====== BLOK TEKS ======

Tujuannya agar dapat mendorong dinamisme ekonomi, inklusi keuangan sekaligus membantu menekan angka kemiskinan, terutama dengan menyediakan akses layanan keuangan bagi 1,7 miliar masyarakat yang saat ini belum terhubung dengan perbankan.
Namun, Lagarde mengingatkan langkah memperkuat inklusi keuangan harus diikuti dengan upaya menjaga stabilitas dan keamanan keuangan, karena ekonomi digital, rumah besarnya teknologi finansial, berarti dengan mudah memasuki rantai global. Karena itu upaya untuk melindungi perekonomian dari segala risiko harus bersifat multilateral.
Revolusi digital, menurut Lagarde, membawa harapan sekaligus bahaya yang besar. Bioteknologi, robotika, dan kecerdasan buatan akan menciptakan industri-industri dan pekerjaan-pekerjaan baru. Namun transisi ini juga akan menimbulkan gangguan dan ketidakpuasan.

======

### TUGAS WAJIB A
Susun baris-baris entri, dari baris yang memuat "y-tick-label: - € (122, 372, 139, 388)" sampai baris yang memuat "bar-value-label: - € (178, 358, 195, 374)", sebagai daftar bernomor tanpa baris kosong.

====== DATA ======

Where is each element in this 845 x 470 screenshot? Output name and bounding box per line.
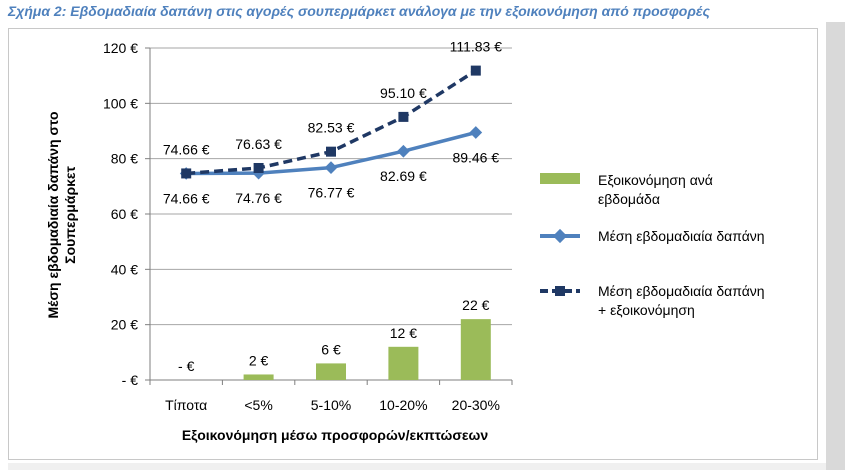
y-tick-label: - € (122, 372, 139, 388)
y-tick-label: 80 € (111, 151, 138, 167)
gridlines (150, 47, 512, 326)
avg-spend-label: 74.76 € (235, 190, 282, 206)
x-axis-title: Εξοικονόμηση μέσω προσφορών/εκπτώσεων (182, 427, 489, 443)
x-tick-label: 20-30% (452, 397, 500, 413)
spend-plus-savings-point (398, 111, 409, 122)
x-tick-label: 10-20% (379, 397, 427, 413)
y-axis-title-line: Σουπερμάρκετ (62, 165, 78, 263)
spend-plus-savings-point (181, 168, 192, 179)
avg-spend-point (397, 144, 410, 158)
avg-spend-label: 74.66 € (163, 190, 210, 206)
legend-marker-diamond (552, 228, 568, 244)
spend-plus-savings-point (326, 146, 336, 157)
bar-value-label: 22 € (462, 297, 489, 313)
spend-plus-savings-label: 82.53 € (308, 120, 355, 136)
avg-spend-label: 76.77 € (308, 185, 355, 201)
legend-marker-square (555, 286, 565, 296)
page-edge (826, 22, 845, 470)
x-tick-label: Τίποτα (165, 397, 207, 413)
avg-spend-label: 89.46 € (452, 149, 499, 165)
spend-plus-savings-label: 74.66 € (163, 141, 210, 157)
spend-plus-savings-label: 111.83 € (450, 39, 503, 55)
spend-plus-savings-label: 76.63 € (235, 136, 282, 152)
y-tick-label: 120 € (103, 40, 138, 56)
savings-bar (316, 363, 346, 380)
avg-spend-point (469, 126, 483, 139)
spend-plus-savings-point (253, 162, 264, 173)
avg-spend-label: 82.69 € (380, 168, 427, 184)
legend-swatch-savings (540, 173, 580, 184)
legend: Εξοικονόμηση ανά εβδομάδα Μέση εβδομαδια… (540, 172, 765, 318)
figure-caption: Σχήμα 2: Εβδομαδιαία δαπάνη στις αγορές … (8, 3, 710, 19)
x-tick-label: <5% (244, 397, 272, 413)
bar-value-label: 2 € (249, 352, 269, 368)
page-edge-bottom (8, 463, 826, 470)
savings-bar (460, 319, 491, 380)
savings-bar (388, 346, 419, 380)
savings-bars (243, 319, 491, 380)
y-tick-label: 60 € (111, 206, 138, 222)
savings-bar (243, 374, 274, 380)
x-tick-label: 5-10% (311, 397, 351, 413)
spend-plus-savings-point (470, 65, 481, 76)
chart-frame (8, 28, 818, 460)
bar-value-label: 6 € (321, 341, 341, 357)
legend-label: Μέση εβδομαδιαία δαπάνη (598, 228, 765, 244)
lines (179, 65, 483, 180)
y-tick-label: 40 € (111, 261, 138, 277)
data-labels: - € 2 € 6 € 12 € 22 € 74.66 € 74.76 € 76.77 € 82… (163, 39, 502, 374)
bar-value-label: - € (178, 358, 195, 374)
y-axis-title-line: Μέση εβδομαδιαία δαπάνη στο (45, 111, 61, 318)
spend-plus-savings-label: 95.10 € (380, 85, 427, 101)
legend-label: εβδομάδα (598, 191, 660, 207)
axes: - € 20 € 40 € 60 € 80 € 100 € 120 € Τίποτα <5% 5-… (103, 40, 513, 413)
legend-label: + εξοικονόμηση (598, 302, 695, 318)
avg-spend-point (324, 161, 338, 174)
y-tick-label: 20 € (111, 317, 138, 333)
legend-label: Μέση εβδομαδιαία δαπάνη (598, 283, 765, 299)
bar-value-label: 12 € (390, 325, 417, 341)
y-axis-title: Μέση εβδομαδιαία δαπάνη στο Σουπερμάρκετ (45, 111, 78, 318)
legend-label: Εξοικονόμηση ανά (598, 172, 713, 188)
y-tick-label: 100 € (103, 95, 138, 111)
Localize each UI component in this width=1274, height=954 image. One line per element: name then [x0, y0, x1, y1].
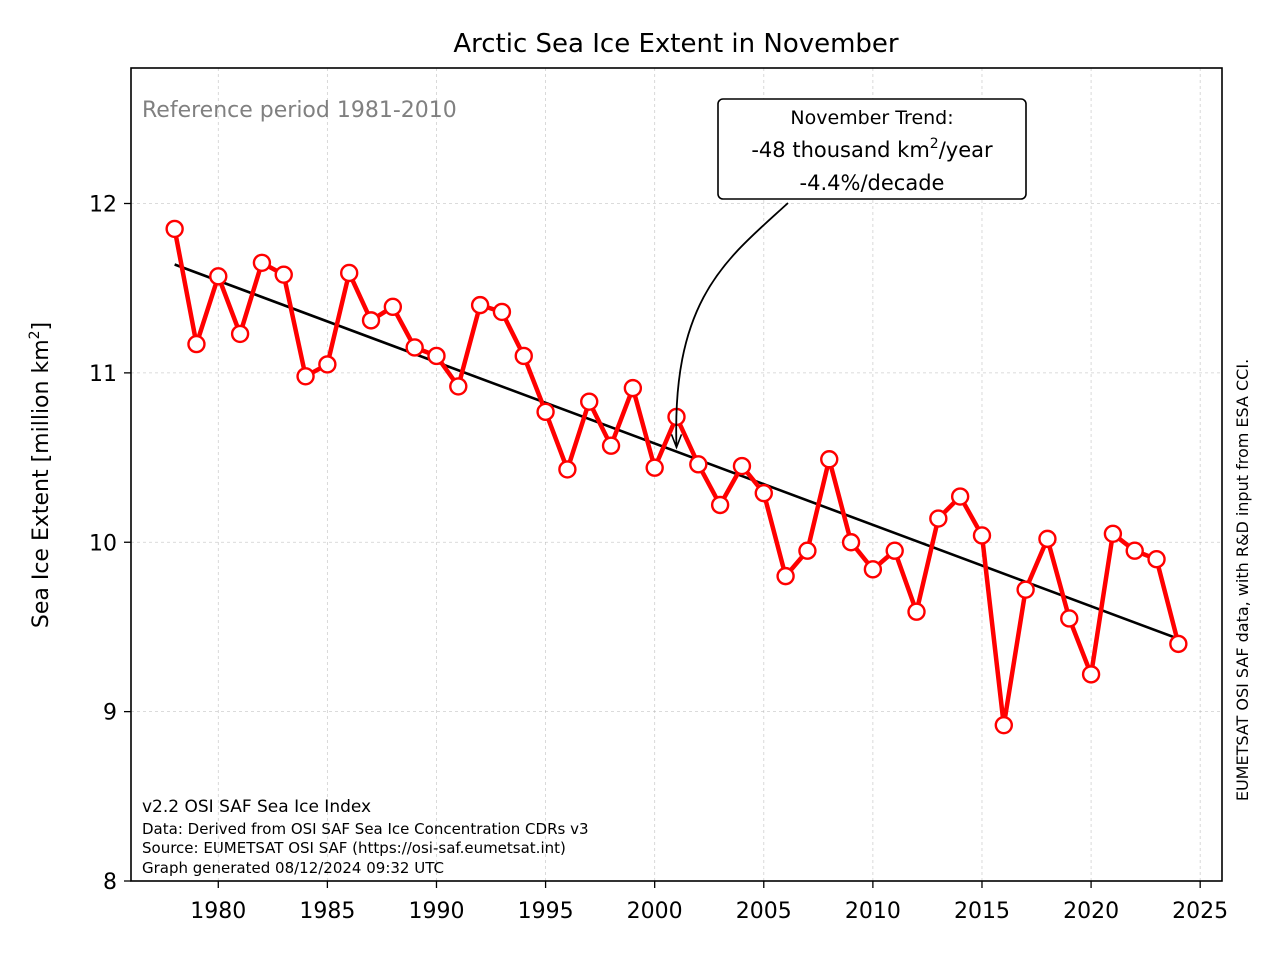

======

### TUGAS WAJIB B
Ubah paragraf yang diawali "Revolusi digital, menurut Lagarde" pada teks tentang ekonomi digital menjadi daftar poin singkat yang tetap memuat fakta utamanya.

### SOLUSI MASALAH A
1. y-tick-label: - € (122, 372, 139, 388)
2. y-tick-label: 80 € (111, 151, 138, 167)
3. gridlines (150, 47, 512, 326)
4. avg-spend-label: 74.76 € (235, 190, 282, 206)
5. x-axis-title: Εξοικονόμηση μέσω προσφορών/εκπτώσεων (182, 427, 489, 443)
6. x-tick-label: 20-30% (452, 397, 500, 413)
7. spend-plus-savings-point (398, 111, 409, 122)
8. x-tick-label: 10-20% (379, 397, 427, 413)
9. y-axis-title-line: Σουπερμάρκετ (62, 165, 78, 263)
10. spend-plus-savings-point (181, 168, 192, 179)
11. avg-spend-point (397, 144, 410, 158)
12. avg-spend-label: 74.66 € (163, 190, 210, 206)
13. legend-marker-diamond (552, 228, 568, 244)
14. spend-plus-savings-point (326, 146, 336, 157)
15. bar-value-label: 22 € (462, 297, 489, 313)
16. spend-plus-savings-label: 82.53 € (308, 120, 355, 136)
17. avg-spend-label: 76.77 € (308, 185, 355, 201)
18. legend-marker-square (555, 286, 565, 296)
19. page-edge (826, 22, 845, 470)
20. x-tick-label: Τίποτα (165, 397, 207, 413)
21. avg-spend-label: 89.46 € (452, 149, 499, 165)
22. spend-plus-savings-label: 74.66 € (163, 141, 210, 157)
23. spend-plus-savings-label: 111.83 € (450, 39, 503, 55)
24. spend-plus-savings-label: 76.63 € (235, 136, 282, 152)
25. y-tick-label: 120 € (103, 40, 138, 56)
26. savings-bar (316, 363, 346, 380)
27. avg-spend-point (469, 126, 483, 139)
28. spend-plus-savings-point (253, 162, 264, 173)
29. avg-spend-label: 82.69 € (380, 168, 427, 184)
30. legend-swatch-savings (540, 173, 580, 184)
31. legend: Εξοικονόμηση ανά εβδομάδα Μέση εβδομαδια… (540, 172, 765, 318)
32. figure-caption: Σχήμα 2: Εβδομαδιαία δαπάνη στις αγορές … (8, 3, 710, 19)
33. x-tick-label: <5% (244, 397, 272, 413)
34. bar-value-label: 2 € (249, 352, 269, 368)
35. page-edge-bottom (8, 463, 826, 470)
36. savings-bar (460, 319, 491, 380)
37. savings-bar (388, 346, 419, 380)
38. savings-bars (243, 319, 491, 380)
39. y-tick-label: 60 € (111, 206, 138, 222)
40. savings-bar (243, 374, 274, 380)
41. x-tick-label: 5-10% (311, 397, 351, 413)
42. spend-plus-savings-point (470, 65, 481, 76)
43. chart-frame (8, 28, 818, 460)
44. bar-value-label: 6 € (321, 341, 341, 357)
45. legend-label: Μέση εβδομαδιαία δαπάνη (598, 228, 765, 244)
46. lines (179, 65, 483, 180)
47. y-tick-label: 40 € (111, 261, 138, 277)
48. data-labels: - € 2 € 6 € 12 € 22 € 74.66 € 74.76 € 76.77 € 82… (163, 39, 502, 374)
49. bar-value-label: - € (178, 358, 195, 374)

### SOLUSI MASALAH B
- Menurut Lagarde, revolusi digital membawa harapan sekaligus bahaya besar.
- Bioteknologi, robotika, dan kecerdasan buatan akan menciptakan industri dan pekerjaan baru.
- Transisi ini juga akan menimbulkan gangguan dan ketidakpuasan.